Saved entries
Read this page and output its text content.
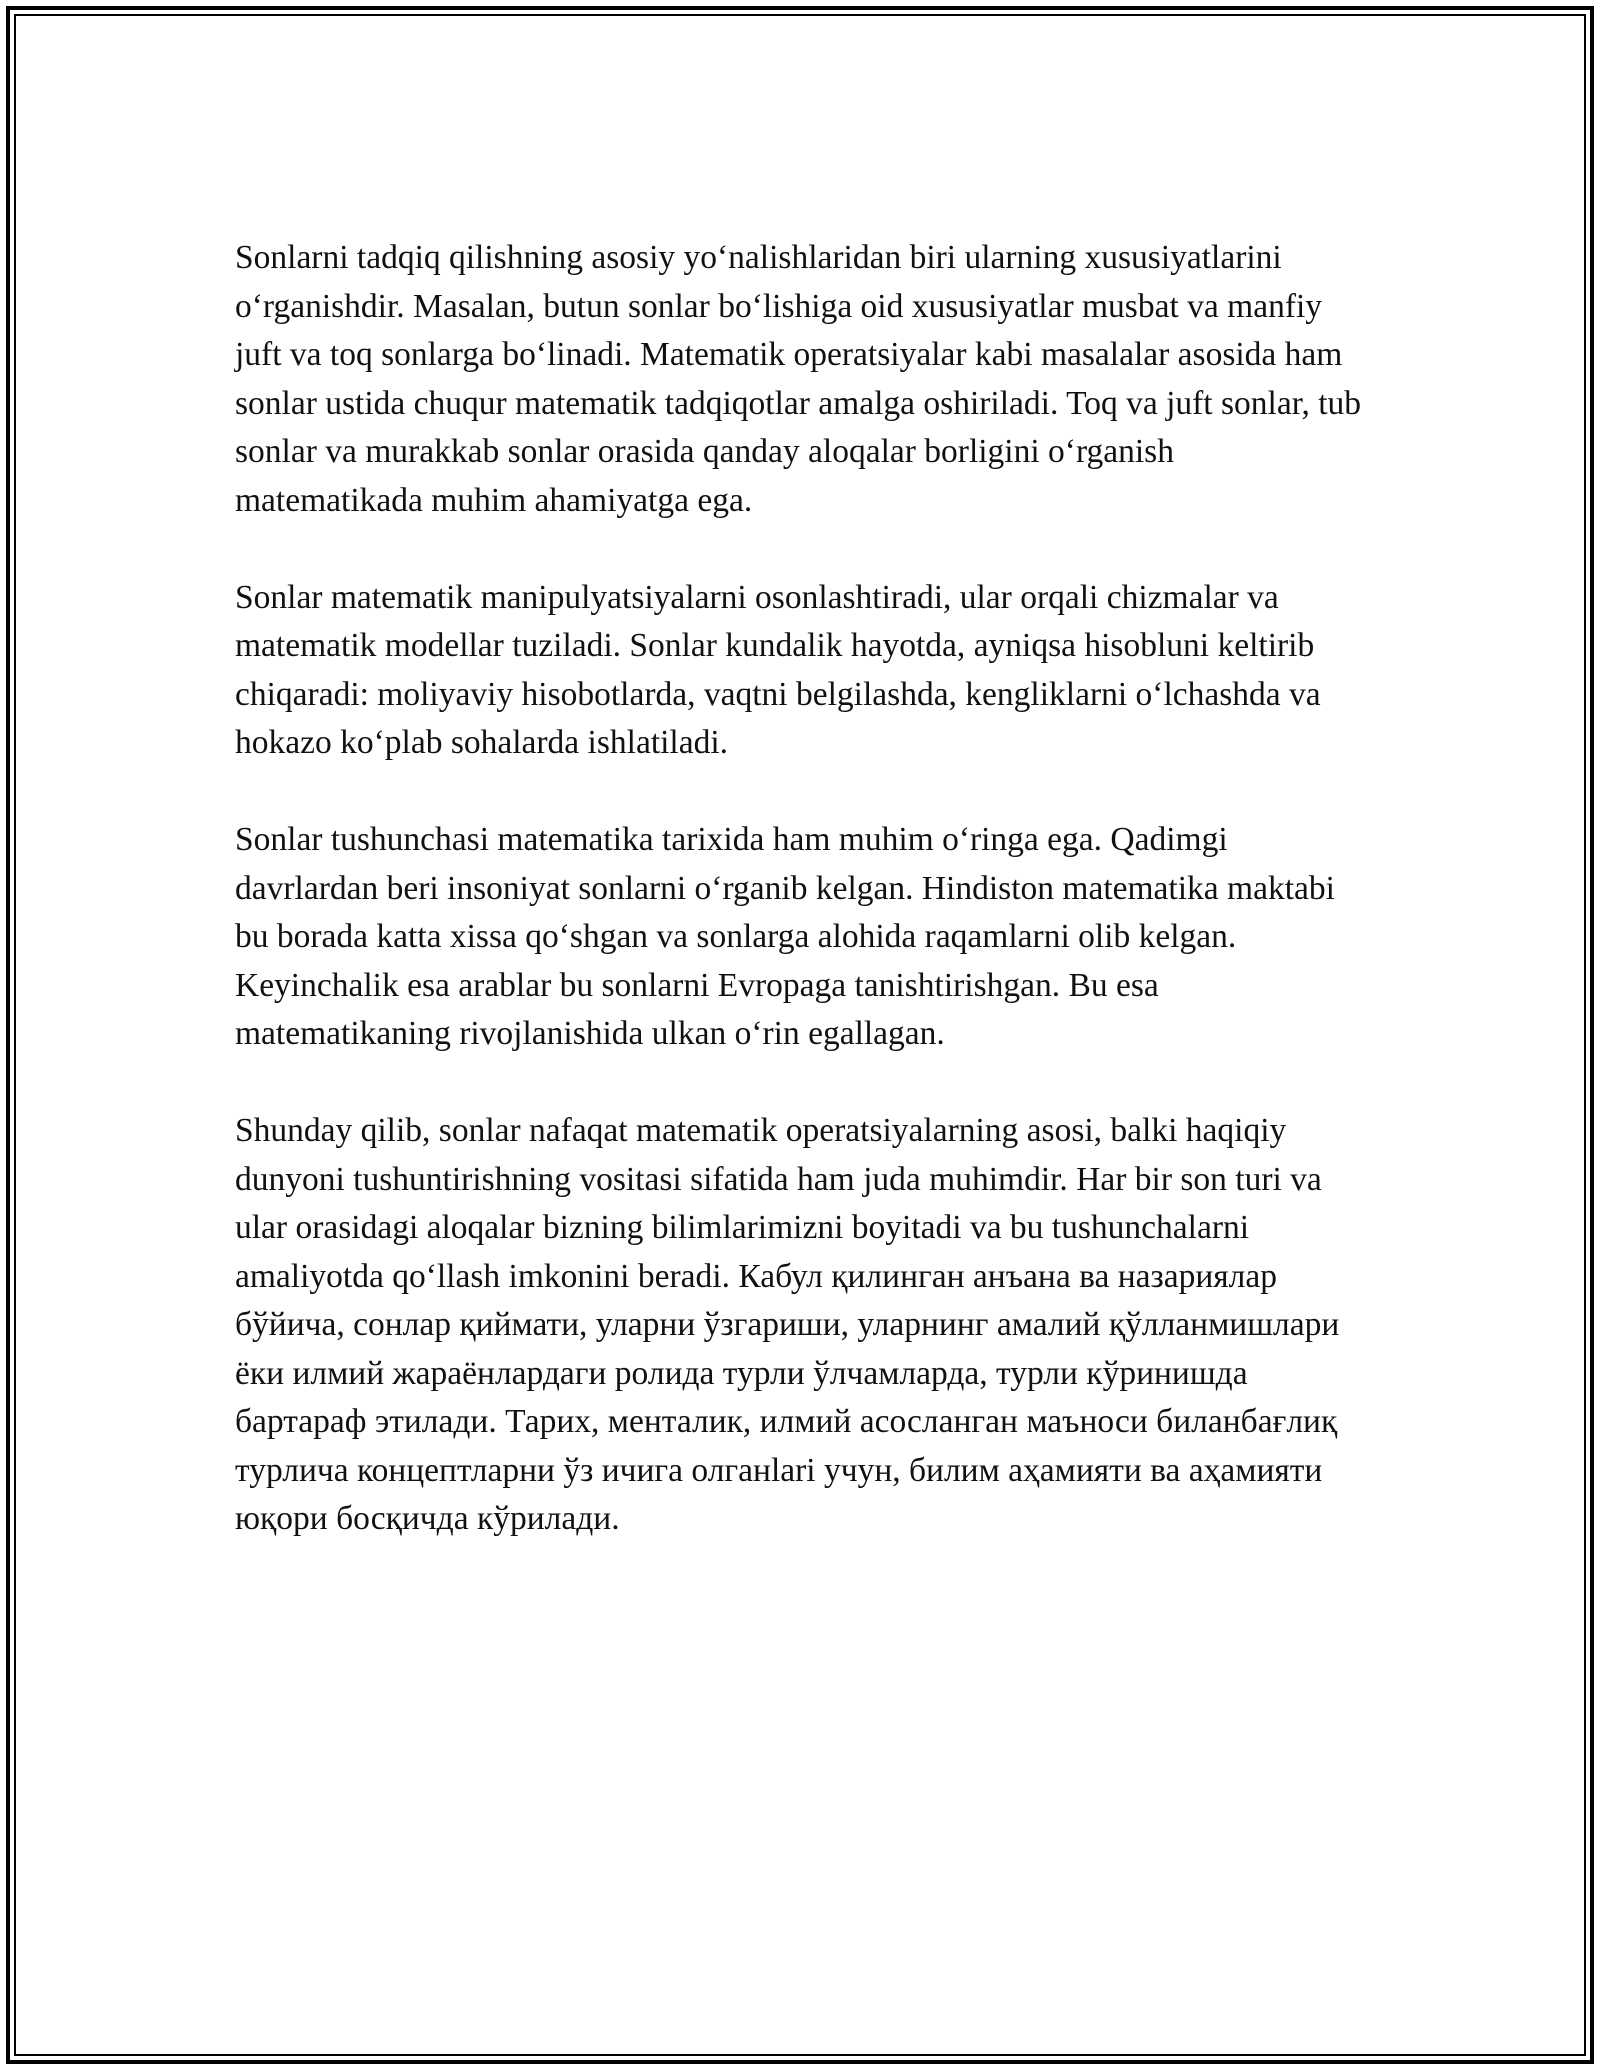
Sonlarni tadqiq qilishning asosiy yo‘nalishlaridan biri ularning xususiyatlarini o‘rganishdir. Masalan, butun sonlar bo‘lishiga oid xususiyatlar musbat va manfiy juft va toq sonlarga bo‘linadi. Matematik operatsiyalar kabi masalalar asosida ham sonlar ustida chuqur matematik tadqiqotlar amalga oshiriladi. Toq va juft sonlar, tub sonlar va murakkab sonlar orasida qanday aloqalar borligini o‘rganish matematikada muhim ahamiyatga ega.

Sonlar matematik manipulyatsiyalarni osonlashtiradi, ular orqali chizmalar va matematik modellar tuziladi. Sonlar kundalik hayotda, ayniqsa hisobluni keltirib chiqaradi: moliyaviy hisobotlarda, vaqtni belgilashda, kengliklarni o‘lchashda va hokazo ko‘plab sohalarda ishlatiladi.

Sonlar tushunchasi matematika tarixida ham muhim o‘ringa ega. Qadimgi davrlardan beri insoniyat sonlarni o‘rganib kelgan. Hindiston matematika maktabi bu borada katta xissa qo‘shgan va sonlarga alohida raqamlarni olib kelgan. Keyinchalik esa arablar bu sonlarni Evropaga tanishtirishgan. Bu esa matematikaning rivojlanishida ulkan o‘rin egallagan.

Shunday qilib, sonlar nafaqat matematik operatsiyalarning asosi, balki haqiqiy dunyoni tushuntirishning vositasi sifatida ham juda muhimdir. Har bir son turi va ular orasidagi aloqalar bizning bilimlarimizni boyitadi va bu tushunchalarni amaliyotda qo‘llash imkonini beradi. Кабул қилинган анъана ва назариялар бўйича, сонлар қиймати, уларни ўзгариши, уларнинг амалий қўлланмишлари ёки илмий жараёнлардаги ролида турли ўлчамларда, турли кўринишда бартараф этилади. Тарих, менталик, илмий асосланган маъноси биланбағлиқ турлича концептларни ўз ичига олганlari учун, билим аҳамияти ва аҳамияти юқори босқичда кўрилади.
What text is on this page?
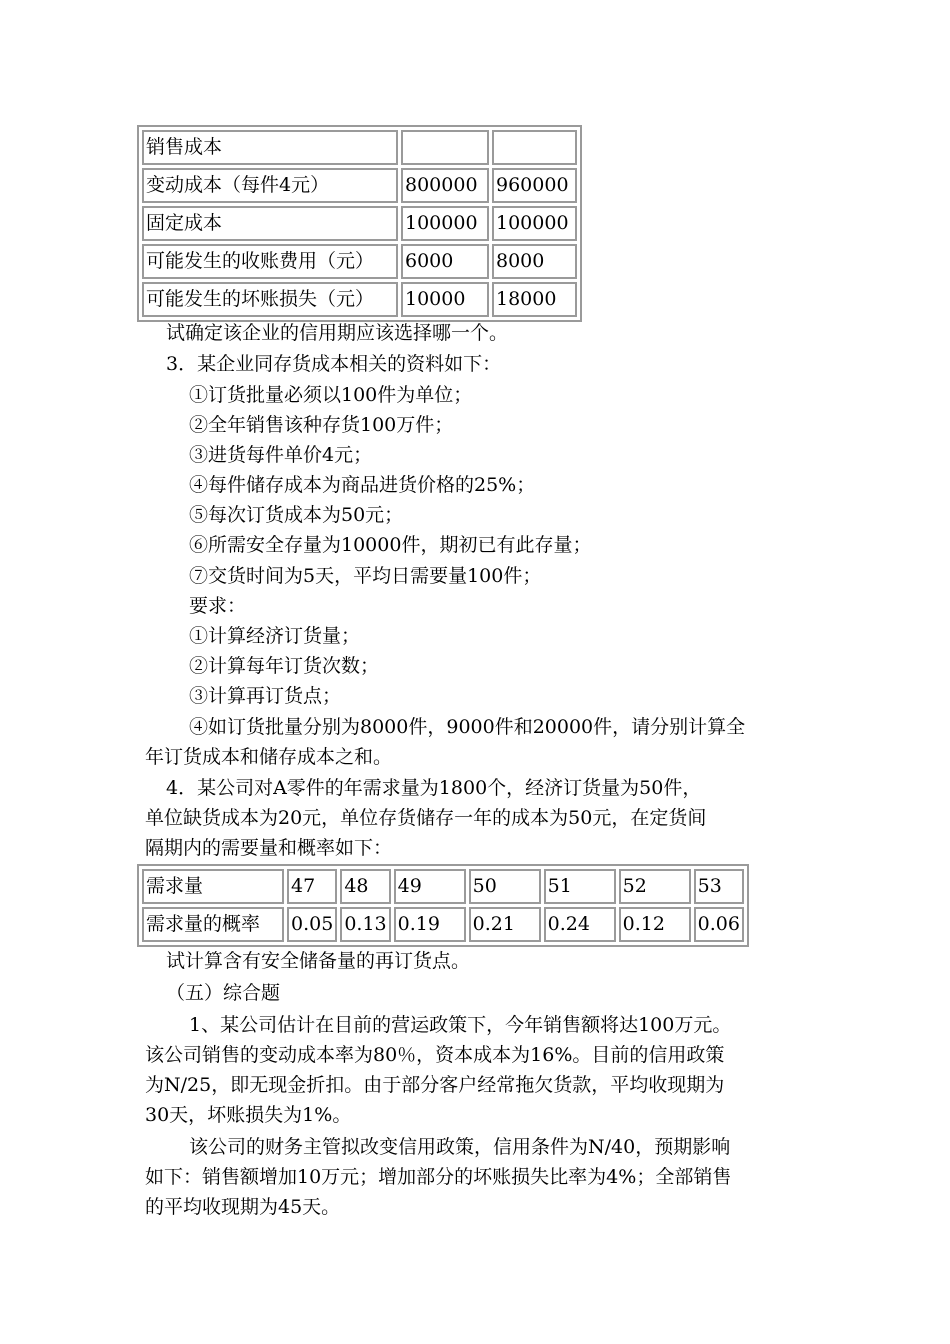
销售成本		
变动成本（每件4元）	800000	960000
固定成本	100000	100000
可能发生的收账费用（元）	6000	8000
可能发生的坏账损失（元）	10000	18000
试确定该企业的信用期应该选择哪一个。
3．某企业同存货成本相关的资料如下：
①订货批量必须以100件为单位；
②全年销售该种存货100万件；
③进货每件单价4元；
④每件储存成本为商品进货价格的25%；
⑤每次订货成本为50元；
⑥所需安全存量为10000件，期初已有此存量；
⑦交货时间为5天，平均日需要量100件；
要求：
①计算经济订货量；
②计算每年订货次数；
③计算再订货点；
④如订货批量分别为8000件，9000件和20000件，请分别计算全
年订货成本和储存成本之和。
4．某公司对A零件的年需求量为1800个，经济订货量为50件，
单位缺货成本为20元，单位存货储存一年的成本为50元，在定货间
隔期内的需要量和概率如下：
需求量	47	48	49	50	51	52	53
需求量的概率	0.05	0.13	0.19	0.21	0.24	0.12	0.06
试计算含有安全储备量的再订货点。
（五）综合题
1、某公司估计在目前的营运政策下，今年销售额将达100万元。
该公司销售的变动成本率为80％，资本成本为16%。目前的信用政策
为N/25，即无现金折扣。由于部分客户经常拖欠货款，平均收现期为
30天，坏账损失为1%。
该公司的财务主管拟改变信用政策，信用条件为N/40，预期影响
如下：销售额增加10万元；增加部分的坏账损失比率为4%；全部销售
的平均收现期为45天。
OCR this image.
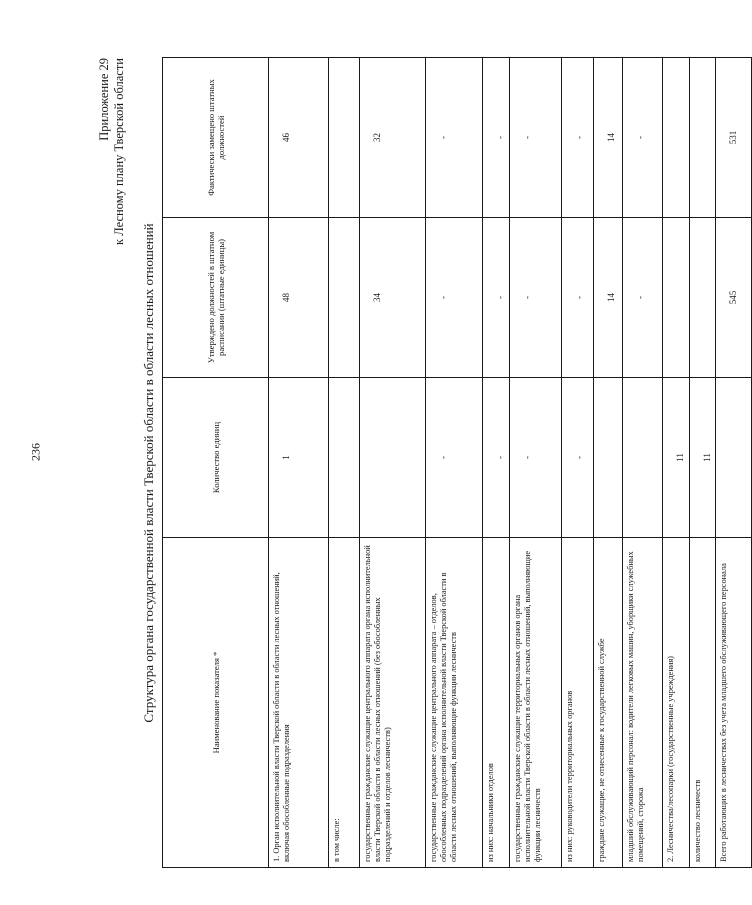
236
Приложение 29 к Лесному плану Тверской области
Структура органа государственной власти Тверской области в области лесных отношений	Наименование показателя *	Количество единиц	Утверждено должностей в штатном расписании (штатные единицы)	Фактически замещено штатных должностей
1. Орган исполнительной власти Тверской области в области лесных отношений, включая обособленные подразделения	1	48	46
в том числе:			
государственные гражданские служащие центрального аппарата органа исполнительной власти Тверской области в области лесных отношений (без обособленных подразделений и отделов лесничеств)		34	32
государственные гражданские служащие центрального аппарата – отделов, обособленных подразделений органа исполнительной власти Тверской области в области лесных отношений, выполняющие функции лесничеств	-	-	-
из них: начальники отделов	-	-	-
государственные гражданские служащие территориальных органов органа исполнительной власти Тверской области в области лесных отношений, выполняющие функции лесничеств	-	-	-
из них: руководители территориальных органов	-	-	-
граждане служащие, не отнесенные к государственной службе		14	14
младший обслуживающий персонал: водители легковых машин, уборщики служебных помещений, сторожа		-	-
2. Лесничества/лесопарки (государственные учреждения)	11		
количество лесничеств	11		
Всего работающих в лесничествах без учета младшего обслуживающего персонала		545	531
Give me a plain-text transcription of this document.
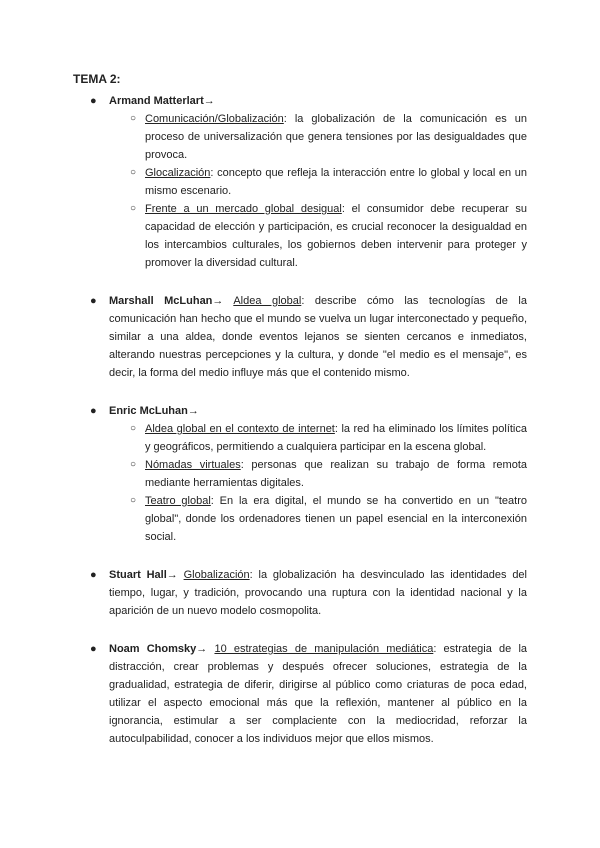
TEMA 2:
● Armand Matterlart→
○ Comunicación/Globalización: la globalización de la comunicación es un proceso de universalización que genera tensiones por las desigualdades que provoca.
○ Glocalización: concepto que refleja la interacción entre lo global y local en un mismo escenario.
○ Frente a un mercado global desigual: el consumidor debe recuperar su capacidad de elección y participación, es crucial reconocer la desigualdad en los intercambios culturales, los gobiernos deben intervenir para proteger y promover la diversidad cultural.
● Marshall McLuhan→ Aldea global: describe cómo las tecnologías de la comunicación han hecho que el mundo se vuelva un lugar interconectado y pequeño, similar a una aldea, donde eventos lejanos se sienten cercanos e inmediatos, alterando nuestras percepciones y la cultura, y donde "el medio es el mensaje", es decir, la forma del medio influye más que el contenido mismo.
● Enric McLuhan→
○ Aldea global en el contexto de internet: la red ha eliminado los límites política y geográficos, permitiendo a cualquiera participar en la escena global.
○ Nómadas virtuales: personas que realizan su trabajo de forma remota mediante herramientas digitales.
○ Teatro global: En la era digital, el mundo se ha convertido en un "teatro global", donde los ordenadores tienen un papel esencial en la interconexión social.
● Stuart Hall→ Globalización: la globalización ha desvinculado las identidades del tiempo, lugar, y tradición, provocando una ruptura con la identidad nacional y la aparición de un nuevo modelo cosmopolita.
● Noam Chomsky→ 10 estrategias de manipulación mediática: estrategia de la distracción, crear problemas y después ofrecer soluciones, estrategia de la gradualidad, estrategia de diferir, dirigirse al público como criaturas de poca edad, utilizar el aspecto emocional más que la reflexión, mantener al público en la ignorancia, estimular a ser complaciente con la mediocridad, reforzar la autoculpabilidad, conocer a los individuos mejor que ellos mismos.
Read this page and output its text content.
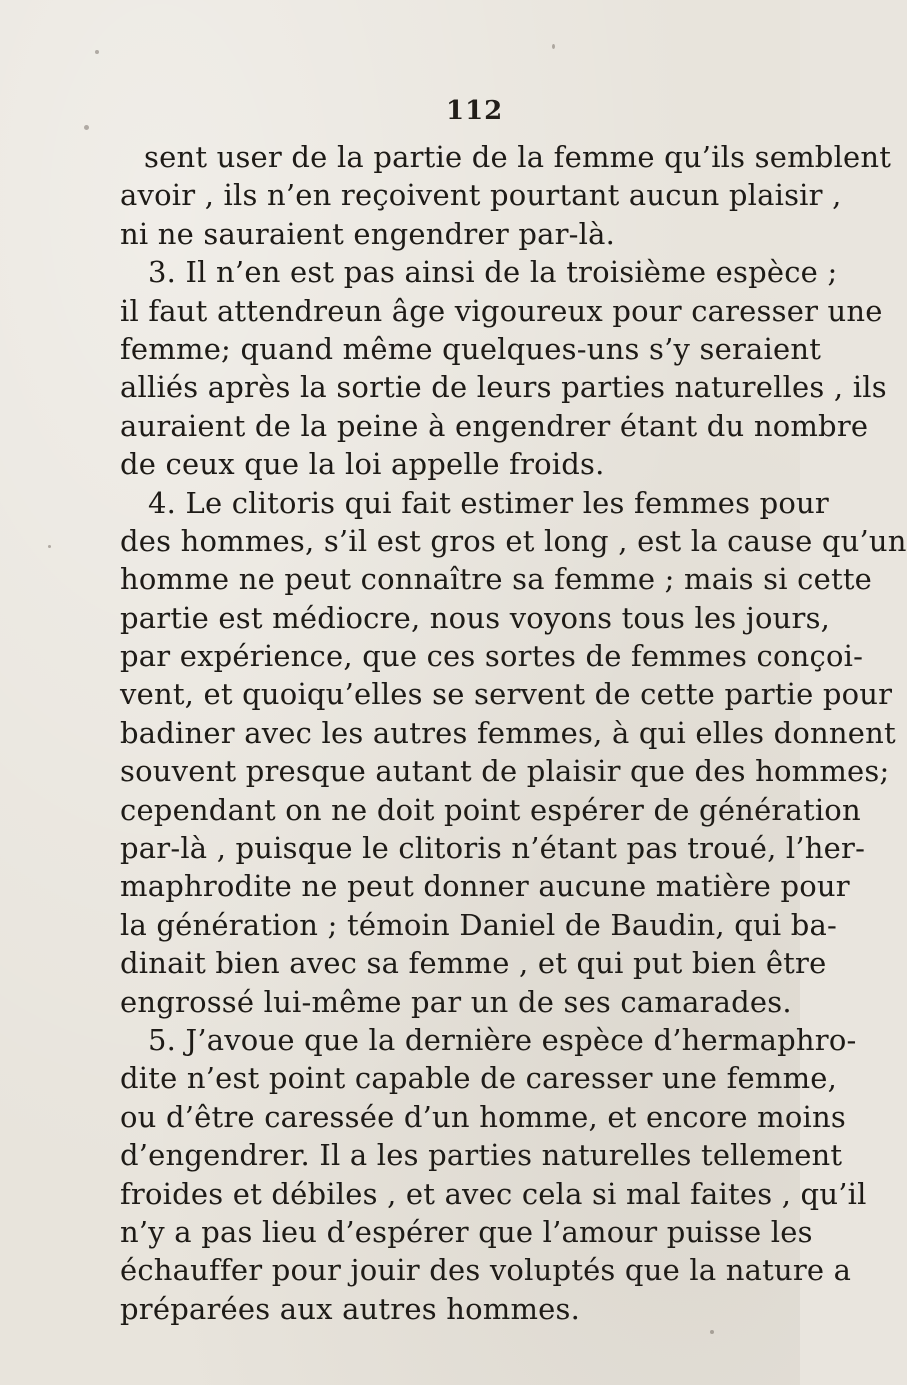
112
sent user de la partie de la femme qu’ils semblent
avoir , ils n’en reçoivent pourtant aucun plaisir ,
ni ne sauraient engendrer par-là.
3. Il n’en est pas ainsi de la troisième espèce ;
il faut attendreun âge vigoureux pour caresser une
femme; quand même quelques-uns s’y seraient
alliés après la sortie de leurs parties naturelles , ils
auraient de la peine à engendrer étant du nombre
de ceux que la loi appelle froids.
4. Le clitoris qui fait estimer les femmes pour
des hommes, s’il est gros et long , est la cause qu’un
homme ne peut connaître sa femme ; mais si cette
partie est médiocre, nous voyons tous les jours,
par expérience, que ces sortes de femmes conçoi-
vent, et quoiqu’elles se servent de cette partie pour
badiner avec les autres femmes, à qui elles donnent
souvent presque autant de plaisir que des hommes;
cependant on ne doit point espérer de génération
par-là , puisque le clitoris n’étant pas troué, l’her-
maphrodite ne peut donner aucune matière pour
la génération ; témoin Daniel de Baudin, qui ba-
dinait bien avec sa femme , et qui put bien être
engrossé lui-même par un de ses camarades.
5. J’avoue que la dernière espèce d’hermaphro-
dite n’est point capable de caresser une femme,
ou d’être caressée d’un homme, et encore moins
d’engendrer. Il a les parties naturelles tellement
froides et débiles , et avec cela si mal faites , qu’il
n’y a pas lieu d’espérer que l’amour puisse les
échauffer pour jouir des voluptés que la nature a
préparées aux autres hommes.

REQUIREMENT:
For the material, find the number of lines holding the word "функции" and give that figure and nothing more.

SOLVED PROBLEM:
2